EXCERPTED RECORDS ::
=-=-=
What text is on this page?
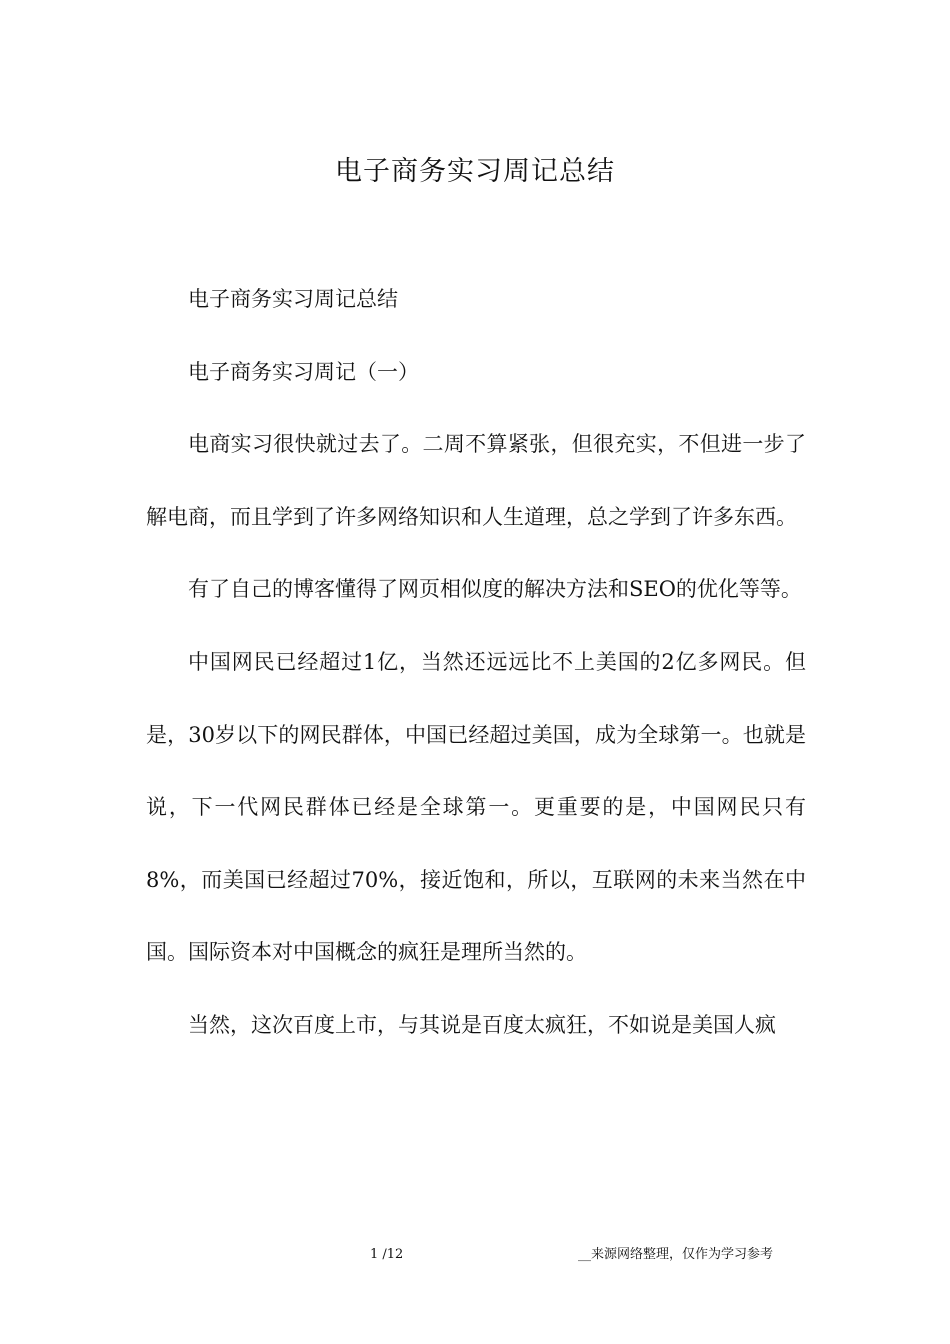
电子商务实习周记总结

电子商务实习周记总结

电子商务实习周记（一）

电商实习很快就过去了。二周不算紧张，但很充实，不但进一步了解电商，而且学到了许多网络知识和人生道理，总之学到了许多东西。

有了自己的博客懂得了网页相似度的解决方法和SEO的优化等等。

中国网民已经超过1亿，当然还远远比不上美国的2亿多网民。但是，30岁以下的网民群体，中国已经超过美国，成为全球第一。也就是说，下一代网民群体已经是全球第一。更重要的是，中国网民只有8%，而美国已经超过70%，接近饱和，所以，互联网的未来当然在中国。国际资本对中国概念的疯狂是理所当然的。

当然，这次百度上市，与其说是百度太疯狂，不如说是美国人疯

1 /12	__来源网络整理，仅作为学习参考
=-=-=
WORK TO COMPLETE ::
Make an exact copy of the data, leaving its pictures out.

TASK OUTPUT ::
What text is on this page?
电子商务实习周记总结

电子商务实习周记总结

电子商务实习周记（一）

电商实习很快就过去了。二周不算紧张，但很充实，不但进一步了解电商，而且学到了许多网络知识和人生道理，总之学到了许多东西。

有了自己的博客懂得了网页相似度的解决方法和SEO的优化等等。

中国网民已经超过1亿，当然还远远比不上美国的2亿多网民。但是，30岁以下的网民群体，中国已经超过美国，成为全球第一。也就是说，下一代网民群体已经是全球第一。更重要的是，中国网民只有8%，而美国已经超过70%，接近饱和，所以，互联网的未来当然在中国。国际资本对中国概念的疯狂是理所当然的。

当然，这次百度上市，与其说是百度太疯狂，不如说是美国人疯

1 /12	__来源网络整理，仅作为学习参考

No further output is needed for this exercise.